DATASET ENTRIES -
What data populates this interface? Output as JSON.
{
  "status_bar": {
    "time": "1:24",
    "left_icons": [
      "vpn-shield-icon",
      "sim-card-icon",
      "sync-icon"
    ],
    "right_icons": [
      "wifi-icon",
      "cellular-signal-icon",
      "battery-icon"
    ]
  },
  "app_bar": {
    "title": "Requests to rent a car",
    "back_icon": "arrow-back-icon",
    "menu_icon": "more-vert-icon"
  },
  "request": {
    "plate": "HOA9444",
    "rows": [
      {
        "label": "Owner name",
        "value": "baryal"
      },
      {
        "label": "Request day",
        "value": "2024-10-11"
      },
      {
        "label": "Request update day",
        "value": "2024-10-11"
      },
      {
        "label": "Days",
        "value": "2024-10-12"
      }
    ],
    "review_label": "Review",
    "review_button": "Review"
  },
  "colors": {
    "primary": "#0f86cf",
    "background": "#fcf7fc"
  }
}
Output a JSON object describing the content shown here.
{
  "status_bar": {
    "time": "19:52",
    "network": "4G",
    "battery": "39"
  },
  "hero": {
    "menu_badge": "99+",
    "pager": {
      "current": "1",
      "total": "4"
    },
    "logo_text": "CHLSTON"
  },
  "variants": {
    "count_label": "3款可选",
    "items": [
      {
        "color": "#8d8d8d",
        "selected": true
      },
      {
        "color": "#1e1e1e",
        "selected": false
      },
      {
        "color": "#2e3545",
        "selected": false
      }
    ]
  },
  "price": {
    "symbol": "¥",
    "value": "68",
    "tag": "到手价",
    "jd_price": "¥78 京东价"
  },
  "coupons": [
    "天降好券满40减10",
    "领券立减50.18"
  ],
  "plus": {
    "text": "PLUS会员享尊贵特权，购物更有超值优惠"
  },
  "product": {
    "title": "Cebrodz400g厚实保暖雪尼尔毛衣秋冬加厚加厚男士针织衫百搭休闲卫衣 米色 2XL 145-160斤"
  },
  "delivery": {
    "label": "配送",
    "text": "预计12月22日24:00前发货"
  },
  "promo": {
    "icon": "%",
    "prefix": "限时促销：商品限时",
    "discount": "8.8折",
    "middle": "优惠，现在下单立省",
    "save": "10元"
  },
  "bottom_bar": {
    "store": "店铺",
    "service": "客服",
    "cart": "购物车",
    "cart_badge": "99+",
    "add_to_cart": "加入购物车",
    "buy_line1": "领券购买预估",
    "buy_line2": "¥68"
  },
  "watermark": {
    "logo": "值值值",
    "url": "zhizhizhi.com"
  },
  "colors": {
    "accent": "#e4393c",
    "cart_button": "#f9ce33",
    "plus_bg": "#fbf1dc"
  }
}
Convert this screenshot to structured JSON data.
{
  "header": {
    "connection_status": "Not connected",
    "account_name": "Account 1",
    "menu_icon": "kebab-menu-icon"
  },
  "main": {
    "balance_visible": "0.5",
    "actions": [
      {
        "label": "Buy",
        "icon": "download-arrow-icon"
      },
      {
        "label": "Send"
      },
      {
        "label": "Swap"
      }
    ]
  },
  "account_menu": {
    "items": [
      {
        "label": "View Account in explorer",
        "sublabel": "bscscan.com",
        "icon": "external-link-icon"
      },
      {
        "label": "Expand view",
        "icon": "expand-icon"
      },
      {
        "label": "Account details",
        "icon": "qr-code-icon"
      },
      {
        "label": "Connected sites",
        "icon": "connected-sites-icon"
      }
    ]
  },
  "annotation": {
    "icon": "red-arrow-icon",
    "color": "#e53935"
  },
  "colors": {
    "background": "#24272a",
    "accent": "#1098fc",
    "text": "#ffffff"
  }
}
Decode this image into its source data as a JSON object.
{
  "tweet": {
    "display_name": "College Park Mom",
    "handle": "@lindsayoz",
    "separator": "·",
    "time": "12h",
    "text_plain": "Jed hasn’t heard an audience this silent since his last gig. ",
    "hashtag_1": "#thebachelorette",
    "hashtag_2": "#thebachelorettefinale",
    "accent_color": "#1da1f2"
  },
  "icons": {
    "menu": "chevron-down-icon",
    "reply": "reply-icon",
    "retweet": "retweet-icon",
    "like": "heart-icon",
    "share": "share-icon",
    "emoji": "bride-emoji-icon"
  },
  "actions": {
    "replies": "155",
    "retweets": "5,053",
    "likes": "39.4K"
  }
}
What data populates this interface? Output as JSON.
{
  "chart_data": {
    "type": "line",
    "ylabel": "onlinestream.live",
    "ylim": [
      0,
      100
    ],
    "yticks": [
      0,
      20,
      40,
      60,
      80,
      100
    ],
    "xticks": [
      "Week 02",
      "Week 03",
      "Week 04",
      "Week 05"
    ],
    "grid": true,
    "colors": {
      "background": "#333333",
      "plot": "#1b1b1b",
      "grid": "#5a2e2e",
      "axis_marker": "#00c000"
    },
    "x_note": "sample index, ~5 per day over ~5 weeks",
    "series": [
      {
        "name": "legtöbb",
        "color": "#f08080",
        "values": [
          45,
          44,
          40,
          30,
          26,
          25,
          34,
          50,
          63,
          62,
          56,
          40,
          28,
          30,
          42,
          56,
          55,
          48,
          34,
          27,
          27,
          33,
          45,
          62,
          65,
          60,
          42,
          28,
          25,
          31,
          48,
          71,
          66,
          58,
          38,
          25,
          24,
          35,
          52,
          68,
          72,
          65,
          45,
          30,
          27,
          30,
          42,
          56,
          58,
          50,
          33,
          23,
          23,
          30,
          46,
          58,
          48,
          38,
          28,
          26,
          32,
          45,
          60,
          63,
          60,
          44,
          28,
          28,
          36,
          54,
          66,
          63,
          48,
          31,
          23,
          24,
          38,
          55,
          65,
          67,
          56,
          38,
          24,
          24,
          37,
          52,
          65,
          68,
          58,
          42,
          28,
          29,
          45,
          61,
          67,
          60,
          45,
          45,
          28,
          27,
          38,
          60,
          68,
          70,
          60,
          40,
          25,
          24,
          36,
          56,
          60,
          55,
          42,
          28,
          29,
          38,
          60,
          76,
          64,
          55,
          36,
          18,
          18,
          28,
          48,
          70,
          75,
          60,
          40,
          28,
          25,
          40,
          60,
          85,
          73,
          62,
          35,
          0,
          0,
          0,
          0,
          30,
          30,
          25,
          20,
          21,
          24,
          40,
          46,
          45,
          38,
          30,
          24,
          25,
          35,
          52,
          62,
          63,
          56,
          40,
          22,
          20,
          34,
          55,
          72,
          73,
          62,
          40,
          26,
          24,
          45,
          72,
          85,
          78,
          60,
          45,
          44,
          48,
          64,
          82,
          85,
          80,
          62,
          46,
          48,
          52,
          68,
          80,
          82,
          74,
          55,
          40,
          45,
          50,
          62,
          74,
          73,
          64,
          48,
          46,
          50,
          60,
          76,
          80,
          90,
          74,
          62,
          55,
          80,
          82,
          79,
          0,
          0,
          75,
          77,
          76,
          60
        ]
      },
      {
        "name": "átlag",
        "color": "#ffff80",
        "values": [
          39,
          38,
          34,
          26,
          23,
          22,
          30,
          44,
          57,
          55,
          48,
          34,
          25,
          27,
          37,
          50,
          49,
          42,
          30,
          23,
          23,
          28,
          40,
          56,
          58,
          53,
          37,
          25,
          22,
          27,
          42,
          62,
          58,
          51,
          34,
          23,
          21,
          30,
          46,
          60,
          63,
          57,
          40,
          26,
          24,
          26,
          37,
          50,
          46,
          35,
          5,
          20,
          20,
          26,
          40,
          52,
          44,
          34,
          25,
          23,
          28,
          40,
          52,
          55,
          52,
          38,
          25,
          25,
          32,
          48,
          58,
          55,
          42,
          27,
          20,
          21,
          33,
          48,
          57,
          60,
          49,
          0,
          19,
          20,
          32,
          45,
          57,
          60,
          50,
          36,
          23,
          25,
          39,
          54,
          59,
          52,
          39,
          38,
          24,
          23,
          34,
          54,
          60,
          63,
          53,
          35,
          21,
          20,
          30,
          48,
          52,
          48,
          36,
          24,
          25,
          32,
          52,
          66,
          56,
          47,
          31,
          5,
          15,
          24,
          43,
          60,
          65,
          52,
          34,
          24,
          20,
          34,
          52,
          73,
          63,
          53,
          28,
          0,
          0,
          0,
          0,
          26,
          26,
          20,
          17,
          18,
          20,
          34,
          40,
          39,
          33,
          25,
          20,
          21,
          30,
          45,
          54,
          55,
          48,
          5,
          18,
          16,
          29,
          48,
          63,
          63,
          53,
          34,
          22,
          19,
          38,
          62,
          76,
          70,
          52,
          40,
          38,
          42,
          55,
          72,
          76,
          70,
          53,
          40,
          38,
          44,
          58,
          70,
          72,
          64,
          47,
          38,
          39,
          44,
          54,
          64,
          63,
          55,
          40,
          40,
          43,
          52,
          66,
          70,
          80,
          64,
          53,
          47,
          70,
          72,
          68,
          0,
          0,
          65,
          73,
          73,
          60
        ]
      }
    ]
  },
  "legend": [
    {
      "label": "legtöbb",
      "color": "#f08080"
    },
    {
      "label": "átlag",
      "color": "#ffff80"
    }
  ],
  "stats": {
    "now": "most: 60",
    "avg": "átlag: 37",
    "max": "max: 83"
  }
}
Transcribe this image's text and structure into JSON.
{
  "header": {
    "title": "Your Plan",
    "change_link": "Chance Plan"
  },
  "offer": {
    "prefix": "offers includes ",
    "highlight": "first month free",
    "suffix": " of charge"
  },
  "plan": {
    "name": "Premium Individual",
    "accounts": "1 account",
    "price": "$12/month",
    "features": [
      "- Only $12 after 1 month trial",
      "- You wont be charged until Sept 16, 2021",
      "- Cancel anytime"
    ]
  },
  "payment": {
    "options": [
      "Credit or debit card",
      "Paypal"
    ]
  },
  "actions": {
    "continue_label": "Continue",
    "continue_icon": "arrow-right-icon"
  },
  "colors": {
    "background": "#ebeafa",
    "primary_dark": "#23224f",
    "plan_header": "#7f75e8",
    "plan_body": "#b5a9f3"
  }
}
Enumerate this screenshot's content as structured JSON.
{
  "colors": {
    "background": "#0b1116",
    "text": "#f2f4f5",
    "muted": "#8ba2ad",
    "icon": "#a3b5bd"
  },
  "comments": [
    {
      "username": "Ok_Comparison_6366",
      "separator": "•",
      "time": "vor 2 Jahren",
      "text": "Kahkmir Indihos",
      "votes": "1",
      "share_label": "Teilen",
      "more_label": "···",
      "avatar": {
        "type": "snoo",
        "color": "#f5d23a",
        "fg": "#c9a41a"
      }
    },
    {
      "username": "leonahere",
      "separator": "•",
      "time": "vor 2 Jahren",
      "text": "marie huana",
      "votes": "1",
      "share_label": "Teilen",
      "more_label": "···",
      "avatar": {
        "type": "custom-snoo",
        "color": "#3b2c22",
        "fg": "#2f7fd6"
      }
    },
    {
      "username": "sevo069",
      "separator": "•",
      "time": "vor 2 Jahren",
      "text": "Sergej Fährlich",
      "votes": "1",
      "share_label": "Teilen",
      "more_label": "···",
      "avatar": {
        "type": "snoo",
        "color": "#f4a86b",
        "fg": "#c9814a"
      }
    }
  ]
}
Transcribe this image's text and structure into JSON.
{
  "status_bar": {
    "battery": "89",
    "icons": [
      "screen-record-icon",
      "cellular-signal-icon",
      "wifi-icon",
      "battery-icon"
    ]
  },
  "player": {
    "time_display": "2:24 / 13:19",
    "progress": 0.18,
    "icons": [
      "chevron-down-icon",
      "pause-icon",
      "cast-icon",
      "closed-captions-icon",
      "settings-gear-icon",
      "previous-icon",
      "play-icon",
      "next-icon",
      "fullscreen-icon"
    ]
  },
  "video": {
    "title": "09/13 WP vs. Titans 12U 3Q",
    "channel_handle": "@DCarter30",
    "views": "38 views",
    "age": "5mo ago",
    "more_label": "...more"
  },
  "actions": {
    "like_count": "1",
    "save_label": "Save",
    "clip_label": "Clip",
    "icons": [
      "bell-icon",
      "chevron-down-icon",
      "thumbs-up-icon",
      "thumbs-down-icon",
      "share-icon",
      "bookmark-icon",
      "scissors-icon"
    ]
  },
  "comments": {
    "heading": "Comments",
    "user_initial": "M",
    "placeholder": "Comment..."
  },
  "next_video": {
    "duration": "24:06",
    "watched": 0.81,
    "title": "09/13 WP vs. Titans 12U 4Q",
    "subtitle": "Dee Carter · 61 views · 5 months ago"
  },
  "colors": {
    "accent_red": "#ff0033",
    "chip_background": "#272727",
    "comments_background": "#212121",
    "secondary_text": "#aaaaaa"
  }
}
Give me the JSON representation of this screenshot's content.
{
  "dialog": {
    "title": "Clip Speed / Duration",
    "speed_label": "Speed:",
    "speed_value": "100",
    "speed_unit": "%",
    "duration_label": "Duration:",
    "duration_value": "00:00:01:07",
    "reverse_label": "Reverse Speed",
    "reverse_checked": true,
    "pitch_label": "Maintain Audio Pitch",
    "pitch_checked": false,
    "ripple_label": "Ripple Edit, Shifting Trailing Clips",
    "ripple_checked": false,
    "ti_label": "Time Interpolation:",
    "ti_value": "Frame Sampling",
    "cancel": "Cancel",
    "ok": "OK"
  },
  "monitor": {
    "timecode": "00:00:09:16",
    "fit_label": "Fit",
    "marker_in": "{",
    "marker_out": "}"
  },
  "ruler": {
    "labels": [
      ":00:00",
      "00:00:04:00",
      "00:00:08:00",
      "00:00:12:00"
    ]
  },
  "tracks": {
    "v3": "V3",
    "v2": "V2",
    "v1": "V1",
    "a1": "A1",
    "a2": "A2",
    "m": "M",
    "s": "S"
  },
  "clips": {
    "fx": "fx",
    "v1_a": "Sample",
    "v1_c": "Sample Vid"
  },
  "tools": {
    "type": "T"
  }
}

AIM - Reproduce exactly the line containing "Give me the" and every line after it through the end of the records above, and nothing else.

SOLUTION FOR THIS TASK -
Give me the JSON representation of this screenshot's content.
{
  "dialog": {
    "title": "Clip Speed / Duration",
    "speed_label": "Speed:",
    "speed_value": "100",
    "speed_unit": "%",
    "duration_label": "Duration:",
    "duration_value": "00:00:01:07",
    "reverse_label": "Reverse Speed",
    "reverse_checked": true,
    "pitch_label": "Maintain Audio Pitch",
    "pitch_checked": false,
    "ripple_label": "Ripple Edit, Shifting Trailing Clips",
    "ripple_checked": false,
    "ti_label": "Time Interpolation:",
    "ti_value": "Frame Sampling",
    "cancel": "Cancel",
    "ok": "OK"
  },
  "monitor": {
    "timecode": "00:00:09:16",
    "fit_label": "Fit",
    "marker_in": "{",
    "marker_out": "}"
  },
  "ruler": {
    "labels": [
      ":00:00",
      "00:00:04:00",
      "00:00:08:00",
      "00:00:12:00"
    ]
  },
  "tracks": {
    "v3": "V3",
    "v2": "V2",
    "v1": "V1",
    "a1": "A1",
    "a2": "A2",
    "m": "M",
    "s": "S"
  },
  "clips": {
    "fx": "fx",
    "v1_a": "Sample",
    "v1_c": "Sample Vid"
  },
  "tools": {
    "type": "T"
  }
}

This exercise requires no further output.